* Rows from a figure dataset
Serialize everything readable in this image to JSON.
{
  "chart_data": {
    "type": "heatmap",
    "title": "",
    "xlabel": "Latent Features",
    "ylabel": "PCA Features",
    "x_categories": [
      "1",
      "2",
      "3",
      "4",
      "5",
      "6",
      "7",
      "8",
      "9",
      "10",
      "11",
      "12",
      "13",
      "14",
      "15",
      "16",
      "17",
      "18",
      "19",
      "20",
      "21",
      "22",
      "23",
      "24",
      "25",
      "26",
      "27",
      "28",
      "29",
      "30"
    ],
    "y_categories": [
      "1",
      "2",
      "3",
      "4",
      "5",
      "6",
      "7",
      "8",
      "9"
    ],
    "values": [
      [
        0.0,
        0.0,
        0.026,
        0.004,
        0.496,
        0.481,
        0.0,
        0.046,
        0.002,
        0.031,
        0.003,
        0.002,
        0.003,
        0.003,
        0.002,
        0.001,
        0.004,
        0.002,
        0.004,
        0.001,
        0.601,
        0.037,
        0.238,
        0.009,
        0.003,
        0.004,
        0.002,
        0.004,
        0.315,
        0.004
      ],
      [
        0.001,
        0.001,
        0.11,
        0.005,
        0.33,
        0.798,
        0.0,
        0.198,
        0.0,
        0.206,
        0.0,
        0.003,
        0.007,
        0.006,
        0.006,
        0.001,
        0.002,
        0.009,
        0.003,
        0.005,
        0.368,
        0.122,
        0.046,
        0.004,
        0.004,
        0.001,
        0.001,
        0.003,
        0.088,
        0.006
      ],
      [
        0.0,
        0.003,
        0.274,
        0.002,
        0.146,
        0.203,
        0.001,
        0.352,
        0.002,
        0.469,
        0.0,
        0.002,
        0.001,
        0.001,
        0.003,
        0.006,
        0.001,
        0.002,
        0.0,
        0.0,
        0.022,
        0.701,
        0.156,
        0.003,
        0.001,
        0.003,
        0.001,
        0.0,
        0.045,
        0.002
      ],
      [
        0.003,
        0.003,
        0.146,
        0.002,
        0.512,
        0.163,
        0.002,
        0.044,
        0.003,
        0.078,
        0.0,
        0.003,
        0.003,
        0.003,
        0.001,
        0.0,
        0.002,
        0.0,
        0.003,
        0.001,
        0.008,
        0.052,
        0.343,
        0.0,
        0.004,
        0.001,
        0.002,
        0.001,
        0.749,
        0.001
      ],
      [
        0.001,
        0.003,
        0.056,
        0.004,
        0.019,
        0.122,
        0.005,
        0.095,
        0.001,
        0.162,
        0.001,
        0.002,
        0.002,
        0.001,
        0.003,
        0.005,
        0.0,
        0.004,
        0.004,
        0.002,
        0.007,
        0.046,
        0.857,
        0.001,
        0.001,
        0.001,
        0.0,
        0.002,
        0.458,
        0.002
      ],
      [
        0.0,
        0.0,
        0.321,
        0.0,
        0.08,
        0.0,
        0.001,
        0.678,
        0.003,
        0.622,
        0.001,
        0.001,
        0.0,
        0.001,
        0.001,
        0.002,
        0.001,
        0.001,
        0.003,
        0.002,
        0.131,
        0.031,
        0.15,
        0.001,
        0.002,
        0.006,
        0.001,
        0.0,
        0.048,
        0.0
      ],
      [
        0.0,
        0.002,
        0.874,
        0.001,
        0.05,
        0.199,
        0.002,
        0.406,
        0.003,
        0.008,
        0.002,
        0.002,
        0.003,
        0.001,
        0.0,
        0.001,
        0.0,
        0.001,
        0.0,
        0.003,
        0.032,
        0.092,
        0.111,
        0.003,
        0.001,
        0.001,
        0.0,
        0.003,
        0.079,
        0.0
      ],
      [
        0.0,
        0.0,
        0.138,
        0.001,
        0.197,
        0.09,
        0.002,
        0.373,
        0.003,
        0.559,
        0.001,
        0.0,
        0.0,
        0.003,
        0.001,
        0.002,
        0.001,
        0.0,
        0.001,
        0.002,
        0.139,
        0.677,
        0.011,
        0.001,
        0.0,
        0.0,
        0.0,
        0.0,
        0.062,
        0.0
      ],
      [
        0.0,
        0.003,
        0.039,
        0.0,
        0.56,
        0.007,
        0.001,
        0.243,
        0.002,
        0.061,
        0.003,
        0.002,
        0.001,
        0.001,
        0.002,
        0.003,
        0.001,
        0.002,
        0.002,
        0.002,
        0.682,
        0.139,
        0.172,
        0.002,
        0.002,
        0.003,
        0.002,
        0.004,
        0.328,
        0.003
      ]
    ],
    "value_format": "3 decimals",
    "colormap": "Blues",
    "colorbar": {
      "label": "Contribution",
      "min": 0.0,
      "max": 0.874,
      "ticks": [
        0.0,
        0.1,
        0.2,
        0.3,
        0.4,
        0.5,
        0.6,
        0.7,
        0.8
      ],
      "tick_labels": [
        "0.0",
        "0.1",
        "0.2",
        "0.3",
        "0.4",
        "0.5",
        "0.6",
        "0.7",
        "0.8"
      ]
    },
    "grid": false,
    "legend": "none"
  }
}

* STATED GOAL
Reproduce every line of the material above exactly.

* SOLUTION
Serialize everything readable in this image to JSON.
{
  "chart_data": {
    "type": "heatmap",
    "title": "",
    "xlabel": "Latent Features",
    "ylabel": "PCA Features",
    "x_categories": [
      "1",
      "2",
      "3",
      "4",
      "5",
      "6",
      "7",
      "8",
      "9",
      "10",
      "11",
      "12",
      "13",
      "14",
      "15",
      "16",
      "17",
      "18",
      "19",
      "20",
      "21",
      "22",
      "23",
      "24",
      "25",
      "26",
      "27",
      "28",
      "29",
      "30"
    ],
    "y_categories": [
      "1",
      "2",
      "3",
      "4",
      "5",
      "6",
      "7",
      "8",
      "9"
    ],
    "values": [
      [
        0.0,
        0.0,
        0.026,
        0.004,
        0.496,
        0.481,
        0.0,
        0.046,
        0.002,
        0.031,
        0.003,
        0.002,
        0.003,
        0.003,
        0.002,
        0.001,
        0.004,
        0.002,
        0.004,
        0.001,
        0.601,
        0.037,
        0.238,
        0.009,
        0.003,
        0.004,
        0.002,
        0.004,
        0.315,
        0.004
      ],
      [
        0.001,
        0.001,
        0.11,
        0.005,
        0.33,
        0.798,
        0.0,
        0.198,
        0.0,
        0.206,
        0.0,
        0.003,
        0.007,
        0.006,
        0.006,
        0.001,
        0.002,
        0.009,
        0.003,
        0.005,
        0.368,
        0.122,
        0.046,
        0.004,
        0.004,
        0.001,
        0.001,
        0.003,
        0.088,
        0.006
      ],
      [
        0.0,
        0.003,
        0.274,
        0.002,
        0.146,
        0.203,
        0.001,
        0.352,
        0.002,
        0.469,
        0.0,
        0.002,
        0.001,
        0.001,
        0.003,
        0.006,
        0.001,
        0.002,
        0.0,
        0.0,
        0.022,
        0.701,
        0.156,
        0.003,
        0.001,
        0.003,
        0.001,
        0.0,
        0.045,
        0.002
      ],
      [
        0.003,
        0.003,
        0.146,
        0.002,
        0.512,
        0.163,
        0.002,
        0.044,
        0.003,
        0.078,
        0.0,
        0.003,
        0.003,
        0.003,
        0.001,
        0.0,
        0.002,
        0.0,
        0.003,
        0.001,
        0.008,
        0.052,
        0.343,
        0.0,
        0.004,
        0.001,
        0.002,
        0.001,
        0.749,
        0.001
      ],
      [
        0.001,
        0.003,
        0.056,
        0.004,
        0.019,
        0.122,
        0.005,
        0.095,
        0.001,
        0.162,
        0.001,
        0.002,
        0.002,
        0.001,
        0.003,
        0.005,
        0.0,
        0.004,
        0.004,
        0.002,
        0.007,
        0.046,
        0.857,
        0.001,
        0.001,
        0.001,
        0.0,
        0.002,
        0.458,
        0.002
      ],
      [
        0.0,
        0.0,
        0.321,
        0.0,
        0.08,
        0.0,
        0.001,
        0.678,
        0.003,
        0.622,
        0.001,
        0.001,
        0.0,
        0.001,
        0.001,
        0.002,
        0.001,
        0.001,
        0.003,
        0.002,
        0.131,
        0.031,
        0.15,
        0.001,
        0.002,
        0.006,
        0.001,
        0.0,
        0.048,
        0.0
      ],
      [
        0.0,
        0.002,
        0.874,
        0.001,
        0.05,
        0.199,
        0.002,
        0.406,
        0.003,
        0.008,
        0.002,
        0.002,
        0.003,
        0.001,
        0.0,
        0.001,
        0.0,
        0.001,
        0.0,
        0.003,
        0.032,
        0.092,
        0.111,
        0.003,
        0.001,
        0.001,
        0.0,
        0.003,
        0.079,
        0.0
      ],
      [
        0.0,
        0.0,
        0.138,
        0.001,
        0.197,
        0.09,
        0.002,
        0.373,
        0.003,
        0.559,
        0.001,
        0.0,
        0.0,
        0.003,
        0.001,
        0.002,
        0.001,
        0.0,
        0.001,
        0.002,
        0.139,
        0.677,
        0.011,
        0.001,
        0.0,
        0.0,
        0.0,
        0.0,
        0.062,
        0.0
      ],
      [
        0.0,
        0.003,
        0.039,
        0.0,
        0.56,
        0.007,
        0.001,
        0.243,
        0.002,
        0.061,
        0.003,
        0.002,
        0.001,
        0.001,
        0.002,
        0.003,
        0.001,
        0.002,
        0.002,
        0.002,
        0.682,
        0.139,
        0.172,
        0.002,
        0.002,
        0.003,
        0.002,
        0.004,
        0.328,
        0.003
      ]
    ],
    "value_format": "3 decimals",
    "colormap": "Blues",
    "colorbar": {
      "label": "Contribution",
      "min": 0.0,
      "max": 0.874,
      "ticks": [
        0.0,
        0.1,
        0.2,
        0.3,
        0.4,
        0.5,
        0.6,
        0.7,
        0.8
      ],
      "tick_labels": [
        "0.0",
        "0.1",
        "0.2",
        "0.3",
        "0.4",
        "0.5",
        "0.6",
        "0.7",
        "0.8"
      ]
    },
    "grid": false,
    "legend": "none"
  }
}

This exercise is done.